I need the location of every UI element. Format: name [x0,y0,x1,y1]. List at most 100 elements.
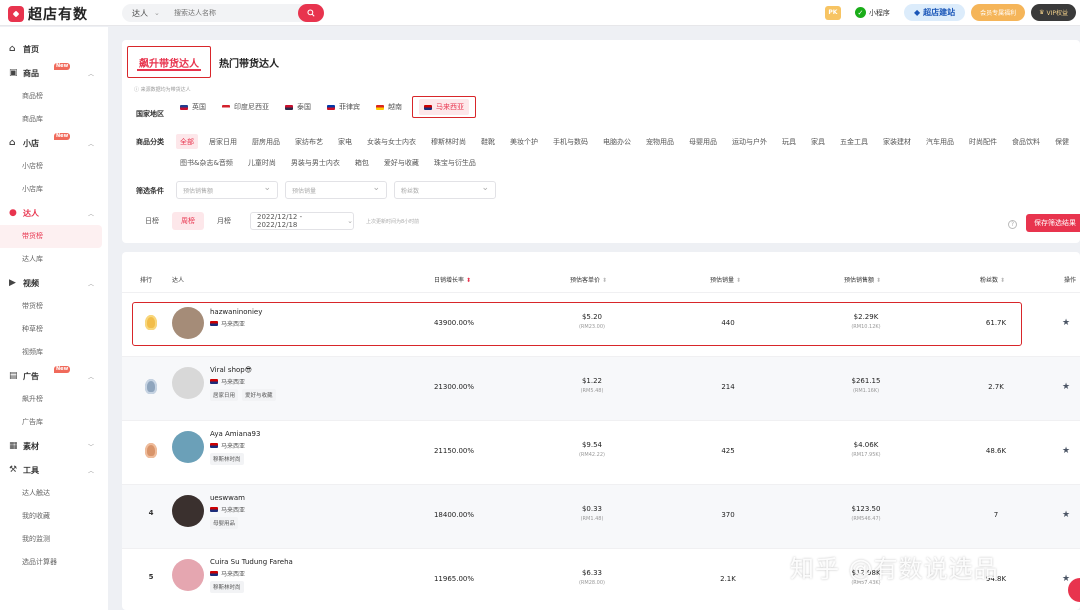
sidebar-item[interactable]: 我的收藏 [0,505,102,528]
member-benefits-button[interactable]: 会员专属福利 [971,4,1026,21]
save-filter-button[interactable]: 保存筛选结果 [1026,214,1080,232]
filter-volume-select[interactable]: 预估销量 [285,181,387,199]
category-option[interactable]: 爱好与收藏 [380,155,423,170]
sidebar-item[interactable]: 带货榜 [0,225,102,248]
category-option[interactable]: 家具 [807,134,829,149]
creator-name[interactable]: hazwaninoniey [210,308,262,316]
star-icon[interactable]: ★ [1062,318,1070,328]
creator-name[interactable]: Cuira Su Tudung Fareha [210,558,293,566]
category-option[interactable]: 儿童时尚 [244,155,280,170]
filter-fans-select[interactable]: 粉丝数 [394,181,496,199]
category-option[interactable]: 手机与数码 [549,134,592,149]
category-option[interactable]: 时尚配件 [965,134,1001,149]
sidebar-group-7[interactable]: ⚒ 工具 ︿ [0,458,108,482]
table-row[interactable]: 4 ueswwam 马来西亚 母婴用品 18400.00% $0.33 (RM1.48) 37… [122,484,1080,548]
category-option[interactable]: 汽车用品 [922,134,958,149]
pk-button[interactable]: PK [824,5,841,20]
header-price[interactable]: 预估客单价 ⬍ [570,275,607,284]
search-type-select[interactable]: 达人 ⌄ [122,8,174,19]
header-revenue[interactable]: 预估销售额 ⬍ [844,275,881,284]
category-option[interactable]: 厨房用品 [248,134,284,149]
sidebar-item[interactable]: 视频库 [0,341,102,364]
sidebar-item[interactable]: 飙升榜 [0,388,102,411]
category-option[interactable]: 箱包 [351,155,373,170]
avatar[interactable] [172,559,204,591]
header-fans[interactable]: 粉丝数 ⬍ [980,275,1005,284]
country-option[interactable]: 英国 [174,96,212,118]
sidebar-item[interactable]: 小店榜 [0,155,102,178]
tab-hot-creators[interactable]: 热门带货达人 [211,46,287,78]
category-option[interactable]: 女装与女士内衣 [363,134,420,149]
avatar[interactable] [172,495,204,527]
sidebar-group-6[interactable]: ▦ 素材 ﹀ [0,434,108,458]
category-option[interactable]: 图书&杂志&音频 [176,155,237,170]
star-icon[interactable]: ★ [1062,446,1070,456]
category-option[interactable]: 居家日用 [205,134,241,149]
avatar[interactable] [172,307,204,339]
category-option[interactable]: 家纺布艺 [291,134,327,149]
category-option[interactable]: 家装建材 [879,134,915,149]
category-option[interactable]: 保健 [1051,134,1073,149]
category-option[interactable]: 五金工具 [836,134,872,149]
star-icon[interactable]: ★ [1062,574,1070,584]
search-button[interactable] [298,4,324,22]
category-option[interactable]: 全部 [176,134,198,149]
help-icon[interactable]: ? [1008,220,1017,229]
category-option[interactable]: 珠宝与衍生品 [430,155,480,170]
sidebar-item[interactable]: 达人库 [0,248,102,271]
sidebar-item[interactable]: 达人触达 [0,482,102,505]
table-row[interactable]: Aya Amiana93 马来西亚 穆斯林时尚 21150.00% $9.54 (RM42… [122,420,1080,484]
table-row[interactable]: 5 Cuira Su Tudung Fareha 马来西亚 穆斯林时尚 11965.00… [122,548,1080,610]
period-daily[interactable]: 日榜 [136,212,168,230]
creator-name[interactable]: Viral shop😎 [210,366,276,374]
filter-sales-select[interactable]: 预估销售额 [176,181,278,199]
country-option[interactable]: 越南 [370,96,408,118]
avatar[interactable] [172,367,204,399]
tab-rising-creators[interactable]: 飙升带货达人 [127,46,211,78]
sidebar-item[interactable]: 我的监测 [0,528,102,551]
table-row[interactable]: Viral shop😎 马来西亚 居家日用 爱好与收藏 21300.00% $1.22 (R… [122,356,1080,420]
sidebar-group-0[interactable]: ⌂ 首页 [0,37,108,61]
sidebar-group-5[interactable]: ▤ 广告 New ︿ [0,364,108,388]
sidebar-group-4[interactable]: ▶ 视频 ︿ [0,271,108,295]
category-option[interactable]: 电脑办公 [599,134,635,149]
vip-button[interactable]: ♛ VIP权益 [1031,4,1076,21]
logo[interactable]: 超店有数 [8,4,88,24]
sidebar-group-2[interactable]: ⌂ 小店 New ︿ [0,131,108,155]
sidebar-group-3[interactable]: ● 达人 ︿ [0,201,108,225]
country-option[interactable]: 印度尼西亚 [216,96,275,118]
category-option[interactable]: 男装与男士内衣 [287,155,344,170]
country-option[interactable]: 马来西亚 [412,96,476,118]
country-option[interactable]: 泰国 [279,96,317,118]
sidebar-group-1[interactable]: ▣ 商品 New ︿ [0,61,108,85]
sidebar-item[interactable]: 带货榜 [0,295,102,318]
period-monthly[interactable]: 月榜 [208,212,240,230]
mini-program-button[interactable]: ✓ 小程序 [854,7,890,18]
date-range-picker[interactable]: 2022/12/12 - 2022/12/18 ⌄ [250,212,354,230]
sidebar-item[interactable]: 选品计算器 [0,551,102,574]
sidebar-item[interactable]: 广告库 [0,411,102,434]
category-option[interactable]: 穆斯林时尚 [427,134,470,149]
category-option[interactable]: 鞋靴 [477,134,499,149]
category-option[interactable]: 玩具 [778,134,800,149]
creator-name[interactable]: Aya Amiana93 [210,430,260,438]
country-option[interactable]: 菲律宾 [321,96,366,118]
sidebar-item[interactable]: 小店库 [0,178,102,201]
category-option[interactable]: 美妆个护 [506,134,542,149]
site-builder-button[interactable]: ◆ 超店建站 [903,4,966,21]
category-option[interactable]: 食品饮料 [1008,134,1044,149]
sidebar-item[interactable]: 种草榜 [0,318,102,341]
table-row[interactable]: hazwaninoniey 马来西亚 43900.00% $5.20 (RM23.00)… [122,292,1080,356]
creator-name[interactable]: ueswwam [210,494,245,502]
category-option[interactable]: 运动与户外 [728,134,771,149]
header-sales[interactable]: 预估销量 ⬍ [710,275,741,284]
category-option[interactable]: 宠物用品 [642,134,678,149]
header-growth[interactable]: 日销增长率 ⬍ [434,275,471,284]
avatar[interactable] [172,431,204,463]
sidebar-item[interactable]: 商品库 [0,108,102,131]
period-weekly[interactable]: 周榜 [172,212,204,230]
category-option[interactable]: 母婴用品 [685,134,721,149]
category-option[interactable]: 家电 [334,134,356,149]
star-icon[interactable]: ★ [1062,510,1070,520]
search-input[interactable] [174,9,284,17]
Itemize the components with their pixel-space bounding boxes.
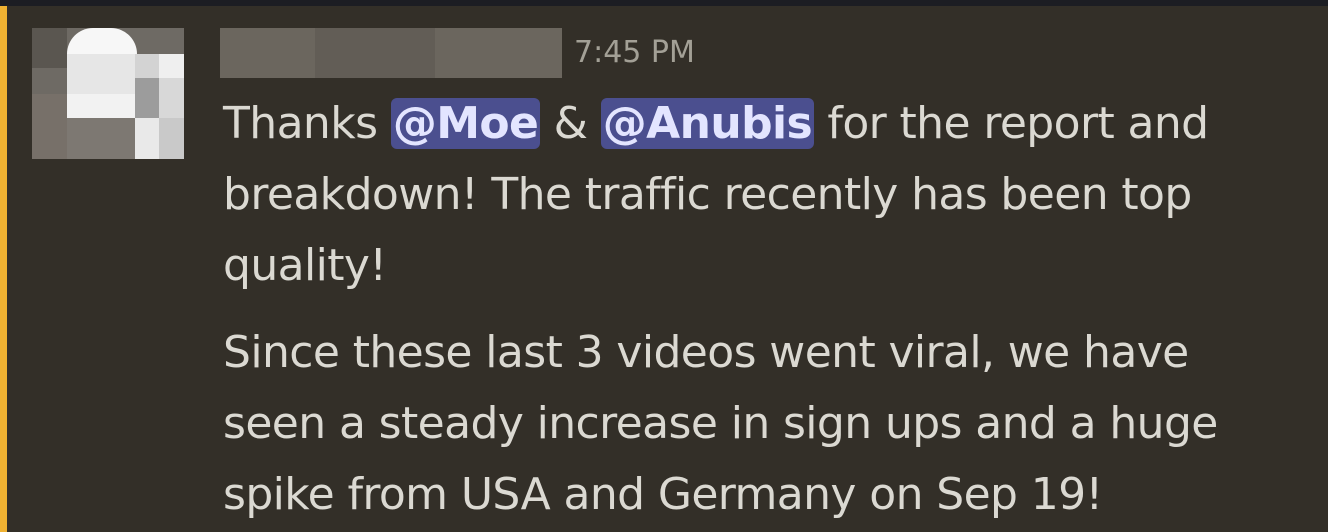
avatar-pixel: [137, 28, 184, 54]
avatar-pixel: [67, 54, 135, 94]
avatar-pixel: [32, 94, 67, 159]
message-paragraph: Thanks @Moe & @Anubis for the report and…: [223, 88, 1263, 301]
avatar-pixel: [135, 78, 159, 118]
message-timestamp[interactable]: 7:45 PM: [574, 34, 695, 72]
avatar-pixel: [135, 54, 159, 78]
username-redacted[interactable]: [220, 28, 562, 78]
avatar-pixel: [135, 118, 159, 159]
mention-highlight-stripe: [0, 6, 7, 532]
avatar-pixel: [159, 118, 184, 159]
redaction-block: [315, 28, 435, 78]
avatar-pixel: [67, 118, 135, 159]
avatar-pixel: [159, 54, 184, 78]
avatar-pixel: [159, 78, 184, 118]
message-content: Thanks @Moe & @Anubis for the report and…: [223, 88, 1263, 530]
avatar-pixel: [67, 94, 135, 118]
avatar-pixel: [32, 28, 67, 68]
user-mention-moe[interactable]: @Moe: [390, 98, 541, 149]
message-paragraph: Since these last 3 videos went viral, we…: [223, 327, 1218, 520]
avatar[interactable]: [32, 28, 184, 159]
avatar-pixel: [67, 28, 137, 54]
text-segment: Thanks: [223, 98, 391, 149]
text-segment: &: [540, 98, 601, 149]
user-mention-anubis[interactable]: @Anubis: [600, 98, 815, 149]
chat-message: 7:45 PM Thanks @Moe & @Anubis for the re…: [7, 6, 1328, 532]
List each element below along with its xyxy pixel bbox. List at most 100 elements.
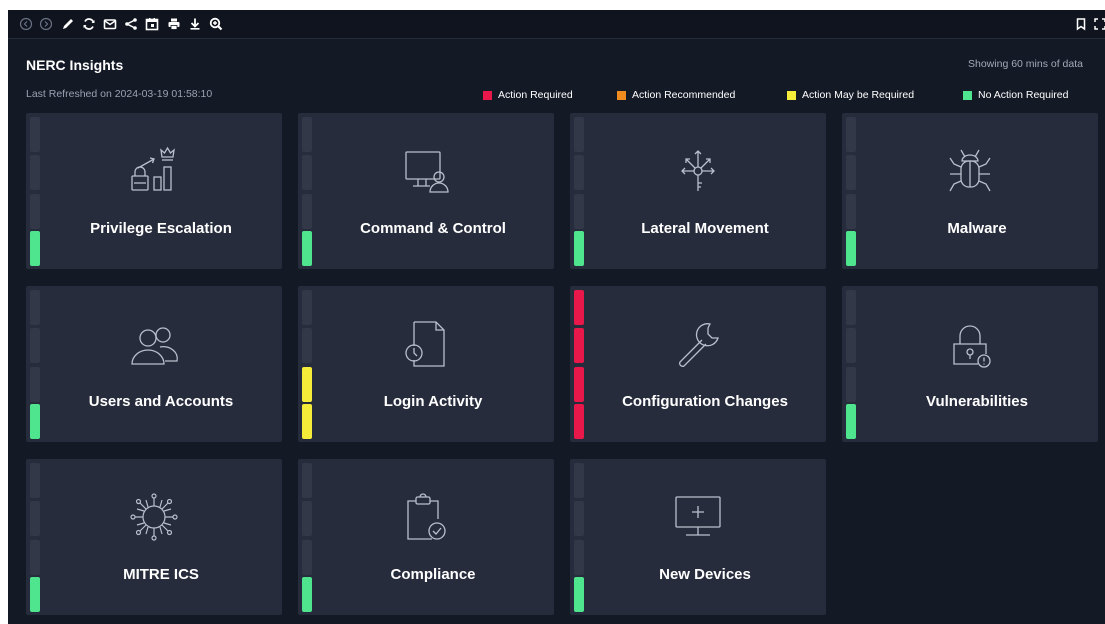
mitre-virus-icon [124, 487, 184, 547]
status-bar [302, 463, 312, 498]
compliance-clipboard-icon [396, 487, 456, 547]
card-title: Vulnerabilities [926, 393, 1028, 410]
legend-swatch [483, 90, 492, 100]
status-bar [574, 328, 584, 363]
status-bar [302, 404, 312, 439]
card-title: Malware [947, 220, 1007, 237]
card-lateral-movement[interactable]: Lateral Movement [570, 113, 826, 269]
card-title: Configuration Changes [622, 393, 788, 410]
command-control-icon [396, 141, 456, 201]
card-users-and-accounts[interactable]: Users and Accounts [26, 286, 282, 442]
status-bar [574, 194, 584, 229]
users-icon [124, 314, 184, 374]
legend-action-required: Action Required [483, 88, 573, 102]
vulnerability-lock-icon [940, 314, 1000, 374]
status-bar [30, 577, 40, 612]
status-bar [846, 231, 856, 266]
dashboard-app: NERC Insights Last Refreshed on 2024-03-… [8, 10, 1105, 624]
card-mitre-ics[interactable]: MITRE ICS [26, 459, 282, 615]
card-command-control[interactable]: Command & Control [298, 113, 554, 269]
legend-swatch [787, 90, 796, 100]
lateral-movement-icon [668, 141, 728, 201]
status-bar [846, 194, 856, 229]
status-bar [30, 328, 40, 363]
status-bar [30, 231, 40, 266]
card-title: Compliance [390, 566, 476, 583]
legend-action-recommended: Action Recommended [617, 88, 735, 102]
card-title: Users and Accounts [88, 393, 234, 410]
malware-bug-icon [940, 141, 1000, 201]
status-bar [846, 155, 856, 190]
zoom-in-icon[interactable] [206, 14, 226, 34]
status-bar [30, 404, 40, 439]
status-bar [846, 117, 856, 152]
status-bar [574, 155, 584, 190]
status-bar [302, 540, 312, 575]
status-bar [302, 367, 312, 402]
legend-swatch [617, 90, 626, 100]
card-compliance[interactable]: Compliance [298, 459, 554, 615]
status-bar [302, 117, 312, 152]
status-bar [574, 577, 584, 612]
status-bar [30, 501, 40, 536]
card-title: Login Activity [383, 393, 483, 410]
data-window-text: Showing 60 mins of data [968, 58, 1083, 70]
card-title: Lateral Movement [641, 220, 769, 237]
pencil-icon[interactable] [58, 14, 78, 34]
card-new-devices[interactable]: New Devices [570, 459, 826, 615]
legend-label: No Action Required [978, 89, 1069, 101]
card-title: Privilege Escalation [90, 220, 232, 237]
status-bar [574, 117, 584, 152]
card-malware[interactable]: Malware [842, 113, 1098, 269]
back-icon[interactable] [16, 14, 36, 34]
status-bar [846, 328, 856, 363]
status-bar [30, 463, 40, 498]
status-bar [30, 155, 40, 190]
legend-action-may-be-required: Action May be Required [787, 88, 914, 102]
status-bar [574, 290, 584, 325]
card-title: New Devices [659, 566, 751, 583]
forward-icon[interactable] [36, 14, 56, 34]
status-bar [30, 117, 40, 152]
status-bar [30, 290, 40, 325]
card-login-activity[interactable]: Login Activity [298, 286, 554, 442]
status-bar [574, 367, 584, 402]
status-bar [302, 290, 312, 325]
card-vulnerabilities[interactable]: Vulnerabilities [842, 286, 1098, 442]
share-icon[interactable] [121, 14, 141, 34]
legend-label: Action Required [498, 89, 573, 101]
status-bar [846, 290, 856, 325]
status-bar [30, 367, 40, 402]
refresh-icon[interactable] [79, 14, 99, 34]
bookmark-icon[interactable] [1071, 14, 1091, 34]
toolbar [8, 10, 1105, 39]
last-refreshed-text: Last Refreshed on 2024-03-19 01:58:10 [26, 88, 213, 100]
status-bar [302, 577, 312, 612]
legend-label: Action Recommended [632, 89, 736, 101]
new-device-icon [668, 487, 728, 547]
status-bar [30, 540, 40, 575]
status-bar [302, 155, 312, 190]
status-bar [574, 501, 584, 536]
fullscreen-icon[interactable] [1090, 14, 1105, 34]
status-bar [302, 194, 312, 229]
login-activity-icon [396, 314, 456, 374]
status-bar [30, 194, 40, 229]
page-title: NERC Insights [26, 57, 124, 73]
card-title: MITRE ICS [123, 566, 199, 583]
status-bar [302, 328, 312, 363]
status-bar [846, 367, 856, 402]
status-bar [302, 501, 312, 536]
card-title: Command & Control [360, 220, 506, 237]
download-icon[interactable] [185, 14, 205, 34]
print-icon[interactable] [164, 14, 184, 34]
status-bar [574, 404, 584, 439]
email-icon[interactable] [100, 14, 120, 34]
legend-no-action-required: No Action Required [963, 88, 1068, 102]
status-bar [574, 540, 584, 575]
card-privilege-escalation[interactable]: Privilege Escalation [26, 113, 282, 269]
calendar-icon[interactable] [142, 14, 162, 34]
card-configuration-changes[interactable]: Configuration Changes [570, 286, 826, 442]
status-bar [302, 231, 312, 266]
wrench-icon [668, 314, 728, 374]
* * * * *
▶ _Directions for this task_: Find the string "group" in the entries above and return each line that holds it.

▶ _Solution to this task_:
sidebar-group-7[interactable]: ⚒ 工具 ︿ [0,458,108,482]
sidebar-group-6[interactable]: ▦ 素材 ﹀ [0,434,108,458]
sidebar-group-0[interactable]: ⌂ 首页 [0,37,108,61]
sidebar-group-5[interactable]: ▤ 广告 New ︿ [0,364,108,388]
sidebar-group-4[interactable]: ▶ 视频 ︿ [0,271,108,295]
sidebar-group-2[interactable]: ⌂ 小店 New ︿ [0,131,108,155]
sidebar-group-3[interactable]: ● 达人 ︿ [0,201,108,225]
sidebar-group-1[interactable]: ▣ 商品 New ︿ [0,61,108,85]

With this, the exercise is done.